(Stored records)
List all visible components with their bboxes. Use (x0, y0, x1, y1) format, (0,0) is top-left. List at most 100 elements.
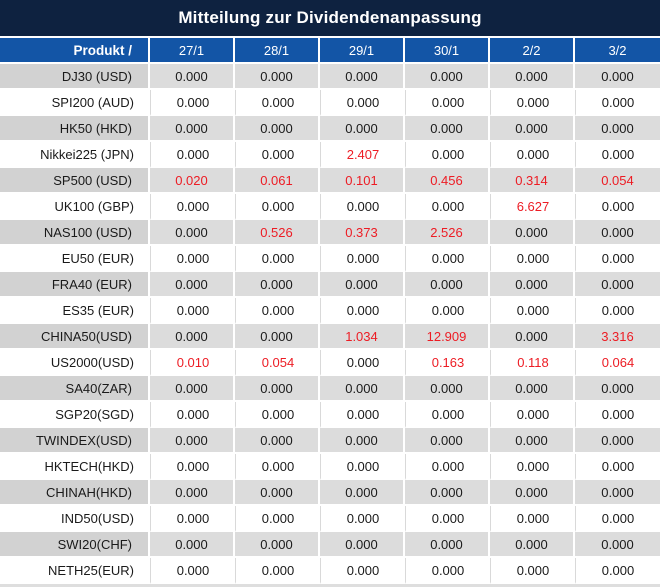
product-label: EU50 (EUR) (0, 246, 150, 272)
dividend-value-cell: 0.000 (575, 454, 660, 480)
table-row: NETH25(EUR) 0.000 0.000 0.000 0.000 0.000 0.00… (0, 558, 660, 584)
dividend-value-cell: 0.456 (405, 168, 490, 194)
dividend-value-cell: 2.526 (405, 220, 490, 246)
dividend-value-cell: 0.000 (575, 428, 660, 454)
dividend-value-cell: 0.101 (320, 168, 405, 194)
dividend-value-cell: 0.163 (405, 350, 490, 376)
table-row: US2000(USD) 0.010 0.054 0.000 0.163 0.118 0.06… (0, 350, 660, 376)
dividend-value-cell: 0.000 (490, 428, 575, 454)
dividend-value-cell: 0.000 (150, 64, 235, 90)
dividend-value-cell: 0.000 (320, 116, 405, 142)
dividend-value-cell: 0.000 (320, 376, 405, 402)
dividend-value-cell: 0.000 (405, 558, 490, 584)
table-row: SGP20(SGD) 0.000 0.000 0.000 0.000 0.000 0.000 (0, 402, 660, 428)
dividend-value-cell: 0.000 (320, 532, 405, 558)
dividend-value-cell: 0.118 (490, 350, 575, 376)
dividend-value-cell: 12.909 (405, 324, 490, 350)
product-label: NETH25(EUR) (0, 558, 150, 584)
table-body: DJ30 (USD) 0.000 0.000 0.000 0.000 0.000 0.000… (0, 64, 660, 584)
dividend-value-cell: 0.000 (490, 324, 575, 350)
dividend-value-cell: 0.000 (575, 116, 660, 142)
dividend-value-cell: 0.000 (150, 558, 235, 584)
dividend-value-cell: 0.000 (235, 402, 320, 428)
dividend-value-cell: 0.000 (320, 480, 405, 506)
dividend-value-cell: 0.000 (235, 376, 320, 402)
product-label: HK50 (HKD) (0, 116, 150, 142)
table-row: SA40(ZAR) 0.000 0.000 0.000 0.000 0.000 0.000 (0, 376, 660, 402)
dividend-value-cell: 0.000 (150, 246, 235, 272)
dividend-value-cell: 0.000 (490, 64, 575, 90)
dividend-value-cell: 0.000 (405, 454, 490, 480)
dividend-value-cell: 0.000 (575, 246, 660, 272)
dividend-value-cell: 0.000 (235, 428, 320, 454)
dividend-value-cell: 0.000 (150, 532, 235, 558)
table-row: NAS100 (USD) 0.000 0.526 0.373 2.526 0.000 0.0… (0, 220, 660, 246)
dividend-value-cell: 0.000 (150, 142, 235, 168)
dividend-value-cell: 0.000 (490, 376, 575, 402)
dividend-value-cell: 0.314 (490, 168, 575, 194)
dividend-value-cell: 0.000 (150, 194, 235, 220)
dividend-value-cell: 0.000 (490, 558, 575, 584)
dividend-value-cell: 0.000 (405, 402, 490, 428)
dividend-value-cell: 0.526 (235, 220, 320, 246)
product-label: CHINAH(HKD) (0, 480, 150, 506)
dividend-value-cell: 0.000 (575, 558, 660, 584)
dividend-value-cell: 0.000 (150, 506, 235, 532)
dividend-value-cell: 0.000 (405, 480, 490, 506)
table-row: DJ30 (USD) 0.000 0.000 0.000 0.000 0.000 0.000 (0, 64, 660, 90)
product-label: SA40(ZAR) (0, 376, 150, 402)
product-label: TWINDEX(USD) (0, 428, 150, 454)
dividend-value-cell: 0.000 (150, 480, 235, 506)
dividend-value-cell: 0.000 (235, 64, 320, 90)
date-column-header: 2/2 (490, 38, 575, 64)
header-row: Produkt / 27/1 28/1 29/1 30/1 2/2 3/2 (0, 38, 660, 64)
dividend-value-cell: 0.000 (490, 506, 575, 532)
dividend-value-cell: 0.000 (150, 272, 235, 298)
dividend-value-cell: 0.000 (405, 142, 490, 168)
dividend-value-cell: 0.000 (405, 194, 490, 220)
dividend-value-cell: 0.000 (150, 298, 235, 324)
product-label: ES35 (EUR) (0, 298, 150, 324)
dividend-value-cell: 0.000 (235, 480, 320, 506)
dividend-value-cell: 0.000 (490, 298, 575, 324)
product-label: UK100 (GBP) (0, 194, 150, 220)
dividend-value-cell: 0.000 (320, 64, 405, 90)
dividend-value-cell: 0.000 (405, 246, 490, 272)
dividend-value-cell: 0.000 (405, 506, 490, 532)
dividend-value-cell: 0.000 (405, 90, 490, 116)
dividend-value-cell: 0.000 (150, 376, 235, 402)
dividend-value-cell: 0.010 (150, 350, 235, 376)
product-label: US2000(USD) (0, 350, 150, 376)
dividend-value-cell: 0.000 (575, 142, 660, 168)
dividend-value-cell: 0.000 (575, 194, 660, 220)
table-row: IND50(USD) 0.000 0.000 0.000 0.000 0.000 0.000 (0, 506, 660, 532)
table-row: FRA40 (EUR) 0.000 0.000 0.000 0.000 0.000 0.00… (0, 272, 660, 298)
dividend-value-cell: 0.000 (575, 506, 660, 532)
dividend-value-cell: 0.000 (405, 532, 490, 558)
dividend-value-cell: 0.000 (575, 64, 660, 90)
product-label: CHINA50(USD) (0, 324, 150, 350)
dividend-value-cell: 0.020 (150, 168, 235, 194)
dividend-value-cell: 0.000 (575, 480, 660, 506)
dividend-value-cell: 0.000 (575, 220, 660, 246)
dividend-value-cell: 0.000 (490, 116, 575, 142)
dividend-value-cell: 0.000 (320, 454, 405, 480)
table-row: HK50 (HKD) 0.000 0.000 0.000 0.000 0.000 0.000 (0, 116, 660, 142)
dividend-value-cell: 0.000 (405, 64, 490, 90)
product-label: DJ30 (USD) (0, 64, 150, 90)
table-row: CHINAH(HKD) 0.000 0.000 0.000 0.000 0.000 0.00… (0, 480, 660, 506)
dividend-value-cell: 0.000 (235, 298, 320, 324)
product-label: SP500 (USD) (0, 168, 150, 194)
date-column-header: 28/1 (235, 38, 320, 64)
date-column-header: 30/1 (405, 38, 490, 64)
product-label: SWI20(CHF) (0, 532, 150, 558)
dividend-value-cell: 0.373 (320, 220, 405, 246)
product-label: Nikkei225 (JPN) (0, 142, 150, 168)
dividend-value-cell: 0.000 (575, 90, 660, 116)
dividend-value-cell: 0.000 (490, 480, 575, 506)
product-label: FRA40 (EUR) (0, 272, 150, 298)
dividend-value-cell: 0.000 (235, 558, 320, 584)
dividend-value-cell: 0.000 (490, 272, 575, 298)
table-row: HKTECH(HKD) 0.000 0.000 0.000 0.000 0.000 0.00… (0, 454, 660, 480)
table-row: CHINA50(USD) 0.000 0.000 1.034 12.909 0.000 3.… (0, 324, 660, 350)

**SET EXERCISE**:
Pull out every one of the records above verbatim, and leave the pictures out of your answer.

**RIGHT ANSWER**:
List all visible components with their bboxes. Use (x0, y0, x1, y1) format, (0,0) is top-left. List at most 100 elements.
product-label: EU50 (EUR) (0, 246, 150, 272)
dividend-value-cell: 0.000 (575, 454, 660, 480)
table-row: NETH25(EUR) 0.000 0.000 0.000 0.000 0.000 0.00… (0, 558, 660, 584)
dividend-value-cell: 0.456 (405, 168, 490, 194)
dividend-value-cell: 2.526 (405, 220, 490, 246)
dividend-value-cell: 0.000 (575, 428, 660, 454)
dividend-value-cell: 0.101 (320, 168, 405, 194)
dividend-value-cell: 0.163 (405, 350, 490, 376)
table-row: US2000(USD) 0.010 0.054 0.000 0.163 0.118 0.06… (0, 350, 660, 376)
dividend-value-cell: 0.000 (490, 428, 575, 454)
dividend-value-cell: 0.000 (150, 64, 235, 90)
dividend-value-cell: 0.000 (320, 116, 405, 142)
dividend-value-cell: 0.000 (320, 376, 405, 402)
dividend-value-cell: 0.000 (405, 558, 490, 584)
table-row: SGP20(SGD) 0.000 0.000 0.000 0.000 0.000 0.000 (0, 402, 660, 428)
dividend-value-cell: 0.000 (320, 532, 405, 558)
dividend-value-cell: 0.118 (490, 350, 575, 376)
dividend-value-cell: 12.909 (405, 324, 490, 350)
product-label: NETH25(EUR) (0, 558, 150, 584)
table-body: DJ30 (USD) 0.000 0.000 0.000 0.000 0.000 0.000… (0, 64, 660, 584)
dividend-value-cell: 0.000 (490, 324, 575, 350)
dividend-value-cell: 0.000 (575, 116, 660, 142)
dividend-value-cell: 0.000 (150, 558, 235, 584)
dividend-value-cell: 0.000 (235, 402, 320, 428)
dividend-value-cell: 0.000 (320, 480, 405, 506)
dividend-value-cell: 0.000 (235, 376, 320, 402)
product-label: HK50 (HKD) (0, 116, 150, 142)
table-row: SA40(ZAR) 0.000 0.000 0.000 0.000 0.000 0.000 (0, 376, 660, 402)
dividend-value-cell: 0.000 (150, 246, 235, 272)
dividend-value-cell: 0.000 (490, 64, 575, 90)
dividend-value-cell: 0.000 (405, 454, 490, 480)
dividend-value-cell: 0.000 (575, 246, 660, 272)
dividend-value-cell: 0.000 (235, 428, 320, 454)
dividend-value-cell: 0.000 (150, 532, 235, 558)
table-row: NAS100 (USD) 0.000 0.526 0.373 2.526 0.000 0.0… (0, 220, 660, 246)
dividend-value-cell: 0.000 (150, 142, 235, 168)
dividend-value-cell: 0.000 (490, 376, 575, 402)
dividend-value-cell: 0.314 (490, 168, 575, 194)
dividend-value-cell: 0.000 (150, 194, 235, 220)
dividend-value-cell: 0.000 (490, 558, 575, 584)
dividend-value-cell: 0.000 (405, 402, 490, 428)
dividend-value-cell: 0.526 (235, 220, 320, 246)
product-label: CHINAH(HKD) (0, 480, 150, 506)
dividend-value-cell: 0.000 (575, 558, 660, 584)
dividend-value-cell: 0.000 (150, 506, 235, 532)
dividend-value-cell: 0.000 (405, 480, 490, 506)
table-row: DJ30 (USD) 0.000 0.000 0.000 0.000 0.000 0.000 (0, 64, 660, 90)
product-label: SA40(ZAR) (0, 376, 150, 402)
product-label: TWINDEX(USD) (0, 428, 150, 454)
dividend-value-cell: 0.000 (150, 480, 235, 506)
dividend-value-cell: 0.000 (235, 64, 320, 90)
date-column-header: 2/2 (490, 38, 575, 64)
header-row: Produkt / 27/1 28/1 29/1 30/1 2/2 3/2 (0, 38, 660, 64)
dividend-value-cell: 0.000 (490, 506, 575, 532)
dividend-value-cell: 0.000 (150, 272, 235, 298)
dividend-value-cell: 0.000 (405, 142, 490, 168)
dividend-value-cell: 0.000 (405, 194, 490, 220)
dividend-value-cell: 0.000 (150, 298, 235, 324)
product-label: ES35 (EUR) (0, 298, 150, 324)
dividend-value-cell: 0.000 (235, 480, 320, 506)
dividend-value-cell: 0.000 (490, 298, 575, 324)
product-label: UK100 (GBP) (0, 194, 150, 220)
dividend-value-cell: 0.000 (320, 64, 405, 90)
dividend-value-cell: 0.000 (405, 246, 490, 272)
dividend-value-cell: 0.000 (405, 506, 490, 532)
dividend-value-cell: 0.000 (405, 90, 490, 116)
dividend-value-cell: 0.000 (150, 376, 235, 402)
dividend-value-cell: 0.010 (150, 350, 235, 376)
product-label: US2000(USD) (0, 350, 150, 376)
dividend-value-cell: 0.000 (575, 142, 660, 168)
dividend-value-cell: 0.000 (575, 194, 660, 220)
table-row: IND50(USD) 0.000 0.000 0.000 0.000 0.000 0.000 (0, 506, 660, 532)
table-row: FRA40 (EUR) 0.000 0.000 0.000 0.000 0.000 0.00… (0, 272, 660, 298)
dividend-value-cell: 0.000 (575, 506, 660, 532)
dividend-value-cell: 0.000 (405, 532, 490, 558)
dividend-value-cell: 0.000 (575, 64, 660, 90)
product-label: CHINA50(USD) (0, 324, 150, 350)
dividend-value-cell: 0.020 (150, 168, 235, 194)
dividend-value-cell: 0.000 (575, 480, 660, 506)
dividend-value-cell: 0.000 (575, 220, 660, 246)
dividend-value-cell: 0.000 (490, 116, 575, 142)
dividend-value-cell: 0.000 (320, 454, 405, 480)
table-row: HK50 (HKD) 0.000 0.000 0.000 0.000 0.000 0.000 (0, 116, 660, 142)
dividend-value-cell: 0.000 (405, 64, 490, 90)
product-label: DJ30 (USD) (0, 64, 150, 90)
table-row: CHINAH(HKD) 0.000 0.000 0.000 0.000 0.000 0.00… (0, 480, 660, 506)
dividend-value-cell: 0.000 (235, 298, 320, 324)
product-label: SP500 (USD) (0, 168, 150, 194)
date-column-header: 28/1 (235, 38, 320, 64)
date-column-header: 30/1 (405, 38, 490, 64)
product-label: SWI20(CHF) (0, 532, 150, 558)
dividend-value-cell: 0.373 (320, 220, 405, 246)
product-label: Nikkei225 (JPN) (0, 142, 150, 168)
dividend-value-cell: 0.000 (575, 90, 660, 116)
dividend-value-cell: 0.000 (490, 480, 575, 506)
product-label: FRA40 (EUR) (0, 272, 150, 298)
dividend-value-cell: 0.000 (235, 558, 320, 584)
dividend-value-cell: 0.000 (490, 272, 575, 298)
table-row: HKTECH(HKD) 0.000 0.000 0.000 0.000 0.000 0.00… (0, 454, 660, 480)
table-row: CHINA50(USD) 0.000 0.000 1.034 12.909 0.000 3.… (0, 324, 660, 350)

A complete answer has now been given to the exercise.